### STATED PROBLEM
Give the data below again exactly as it stands. Omit the pictures.

### ROWS

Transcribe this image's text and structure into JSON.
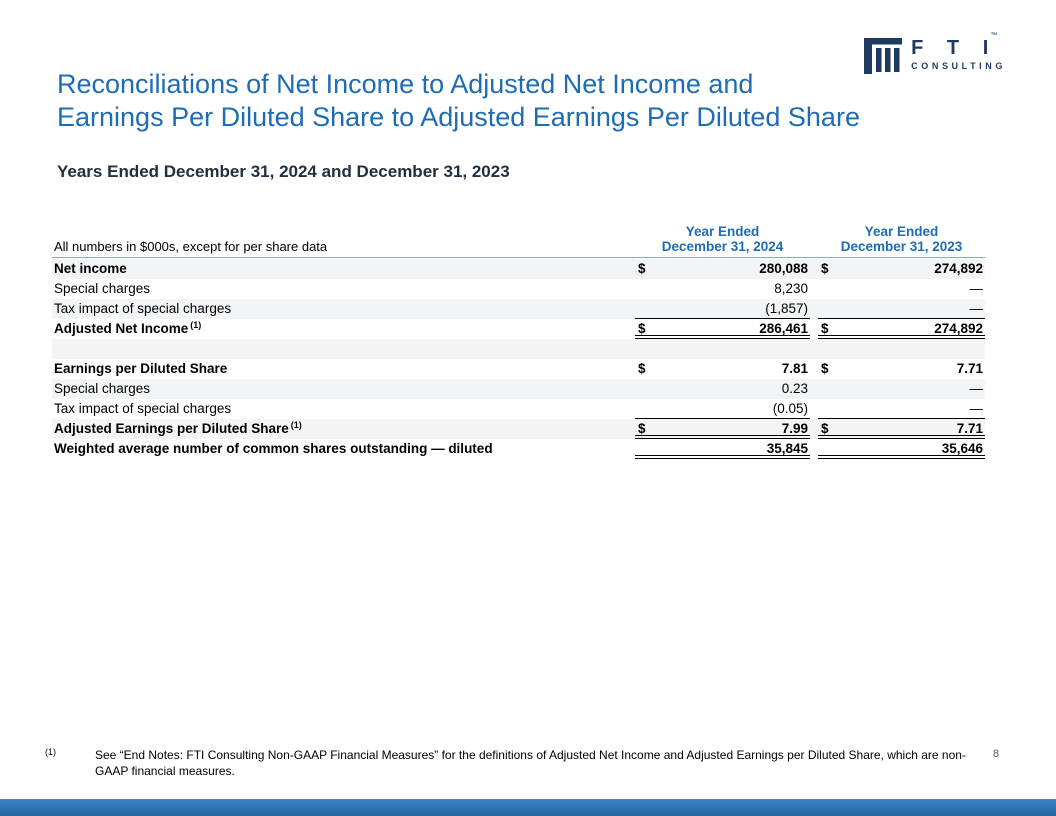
{
  "logo": {
    "fti": "F T I",
    "tm": "™",
    "consulting": "CONSULTING"
  },
  "title": {
    "line1": "Reconciliations of Net Income to Adjusted Net Income and",
    "line2": "Earnings Per Diluted Share to Adjusted Earnings Per Diluted Share"
  },
  "subtitle": "Years Ended December 31, 2024 and December 31, 2023",
  "table": {
    "note": "All numbers in $000s, except for per share data",
    "columns": [
      {
        "line1": "Year Ended",
        "line2": "December 31, 2024"
      },
      {
        "line1": "Year Ended",
        "line2": "December 31, 2023"
      }
    ],
    "rows": [
      {
        "label": "Net income",
        "sup": "",
        "bold": true,
        "shade": true,
        "d24": "$",
        "v24": "280,088",
        "d23": "$",
        "v23": "274,892",
        "underline": "none"
      },
      {
        "label": "Special charges",
        "sup": "",
        "bold": false,
        "shade": false,
        "d24": "",
        "v24": "8,230",
        "d23": "",
        "v23": "—",
        "underline": "none"
      },
      {
        "label": "Tax impact of special charges",
        "sup": "",
        "bold": false,
        "shade": true,
        "d24": "",
        "v24": "(1,857)",
        "d23": "",
        "v23": "—",
        "underline": "single"
      },
      {
        "label": "Adjusted Net Income",
        "sup": "(1)",
        "bold": true,
        "shade": false,
        "d24": "$",
        "v24": "286,461",
        "d23": "$",
        "v23": "274,892",
        "underline": "double"
      },
      {
        "label": "",
        "sup": "",
        "bold": false,
        "shade": true,
        "d24": "",
        "v24": "",
        "d23": "",
        "v23": "",
        "underline": "none"
      },
      {
        "label": "Earnings per Diluted Share",
        "sup": "",
        "bold": true,
        "shade": false,
        "d24": "$",
        "v24": "7.81",
        "d23": "$",
        "v23": "7.71",
        "underline": "none"
      },
      {
        "label": "Special charges",
        "sup": "",
        "bold": false,
        "shade": true,
        "d24": "",
        "v24": "0.23",
        "d23": "",
        "v23": "—",
        "underline": "none"
      },
      {
        "label": "Tax impact of special charges",
        "sup": "",
        "bold": false,
        "shade": false,
        "d24": "",
        "v24": "(0.05)",
        "d23": "",
        "v23": "—",
        "underline": "single"
      },
      {
        "label": "Adjusted Earnings per Diluted Share",
        "sup": "(1)",
        "bold": true,
        "shade": true,
        "d24": "$",
        "v24": "7.99",
        "d23": "$",
        "v23": "7.71",
        "underline": "double"
      },
      {
        "label": "Weighted average number of common shares outstanding — diluted",
        "sup": "",
        "bold": true,
        "shade": false,
        "d24": "",
        "v24": "35,845",
        "d23": "",
        "v23": "35,646",
        "underline": "double"
      }
    ]
  },
  "footnote": {
    "marker": "(1)",
    "line1": "See “End Notes: FTI Consulting Non-GAAP Financial Measures” for the definitions of Adjusted Net Income and Adjusted Earnings per Diluted Share, which are non-",
    "line2": "GAAP financial measures."
  },
  "page_number": "8",
  "colors": {
    "accent_blue": "#1E6CB5",
    "logo_navy": "#1F3A5F",
    "subtitle_dark": "#22303E",
    "row_stripe": "#F3F4F6",
    "bottom_bar_blue": "#2E75B6",
    "page_number_gray": "#595959"
  }
}
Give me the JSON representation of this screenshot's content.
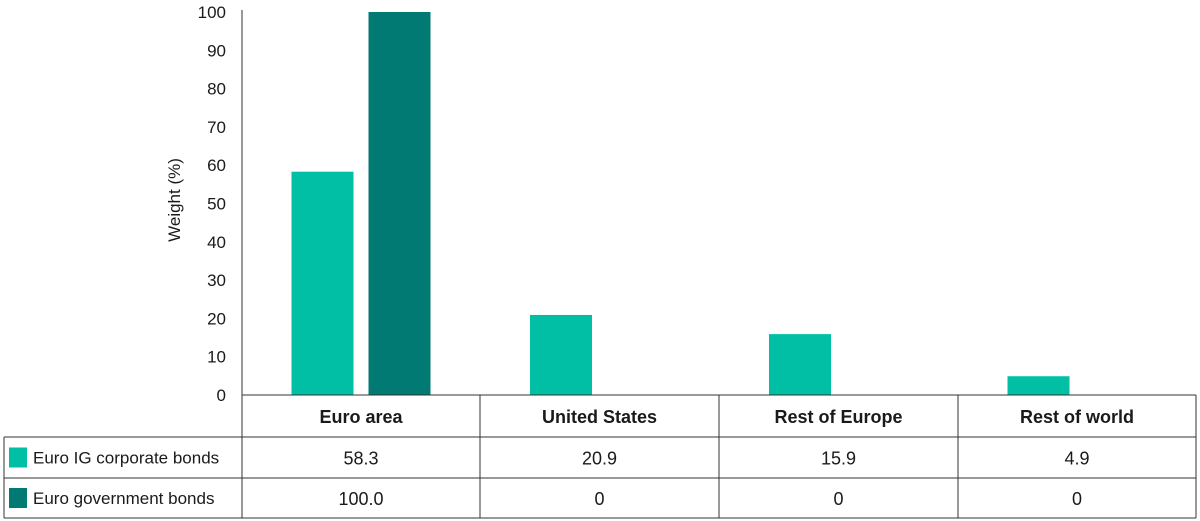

### RESULT
Transcribe this image's text and structure into JSON.
{
  "logo": {
    "fti": "F T I",
    "tm": "™",
    "consulting": "CONSULTING"
  },
  "title": {
    "line1": "Reconciliations of Net Income to Adjusted Net Income and",
    "line2": "Earnings Per Diluted Share to Adjusted Earnings Per Diluted Share"
  },
  "subtitle": "Years Ended December 31, 2024 and December 31, 2023",
  "table": {
    "note": "All numbers in $000s, except for per share data",
    "columns": [
      {
        "line1": "Year Ended",
        "line2": "December 31, 2024"
      },
      {
        "line1": "Year Ended",
        "line2": "December 31, 2023"
      }
    ],
    "rows": [
      {
        "label": "Net income",
        "sup": "",
        "bold": true,
        "shade": true,
        "d24": "$",
        "v24": "280,088",
        "d23": "$",
        "v23": "274,892",
        "underline": "none"
      },
      {
        "label": "Special charges",
        "sup": "",
        "bold": false,
        "shade": false,
        "d24": "",
        "v24": "8,230",
        "d23": "",
        "v23": "—",
        "underline": "none"
      },
      {
        "label": "Tax impact of special charges",
        "sup": "",
        "bold": false,
        "shade": true,
        "d24": "",
        "v24": "(1,857)",
        "d23": "",
        "v23": "—",
        "underline": "single"
      },
      {
        "label": "Adjusted Net Income",
        "sup": "(1)",
        "bold": true,
        "shade": false,
        "d24": "$",
        "v24": "286,461",
        "d23": "$",
        "v23": "274,892",
        "underline": "double"
      },
      {
        "label": "",
        "sup": "",
        "bold": false,
        "shade": true,
        "d24": "",
        "v24": "",
        "d23": "",
        "v23": "",
        "underline": "none"
      },
      {
        "label": "Earnings per Diluted Share",
        "sup": "",
        "bold": true,
        "shade": false,
        "d24": "$",
        "v24": "7.81",
        "d23": "$",
        "v23": "7.71",
        "underline": "none"
      },
      {
        "label": "Special charges",
        "sup": "",
        "bold": false,
        "shade": true,
        "d24": "",
        "v24": "0.23",
        "d23": "",
        "v23": "—",
        "underline": "none"
      },
      {
        "label": "Tax impact of special charges",
        "sup": "",
        "bold": false,
        "shade": false,
        "d24": "",
        "v24": "(0.05)",
        "d23": "",
        "v23": "—",
        "underline": "single"
      },
      {
        "label": "Adjusted Earnings per Diluted Share",
        "sup": "(1)",
        "bold": true,
        "shade": true,
        "d24": "$",
        "v24": "7.99",
        "d23": "$",
        "v23": "7.71",
        "underline": "double"
      },
      {
        "label": "Weighted average number of common shares outstanding — diluted",
        "sup": "",
        "bold": true,
        "shade": false,
        "d24": "",
        "v24": "35,845",
        "d23": "",
        "v23": "35,646",
        "underline": "double"
      }
    ]
  },
  "footnote": {
    "marker": "(1)",
    "line1": "See “End Notes: FTI Consulting Non-GAAP Financial Measures” for the definitions of Adjusted Net Income and Adjusted Earnings per Diluted Share, which are non-",
    "line2": "GAAP financial measures."
  },
  "page_number": "8",
  "colors": {
    "accent_blue": "#1E6CB5",
    "logo_navy": "#1F3A5F",
    "subtitle_dark": "#22303E",
    "row_stripe": "#F3F4F6",
    "bottom_bar_blue": "#2E75B6",
    "page_number_gray": "#595959"
  }
}
Give me the JSON representation of this screenshot's content.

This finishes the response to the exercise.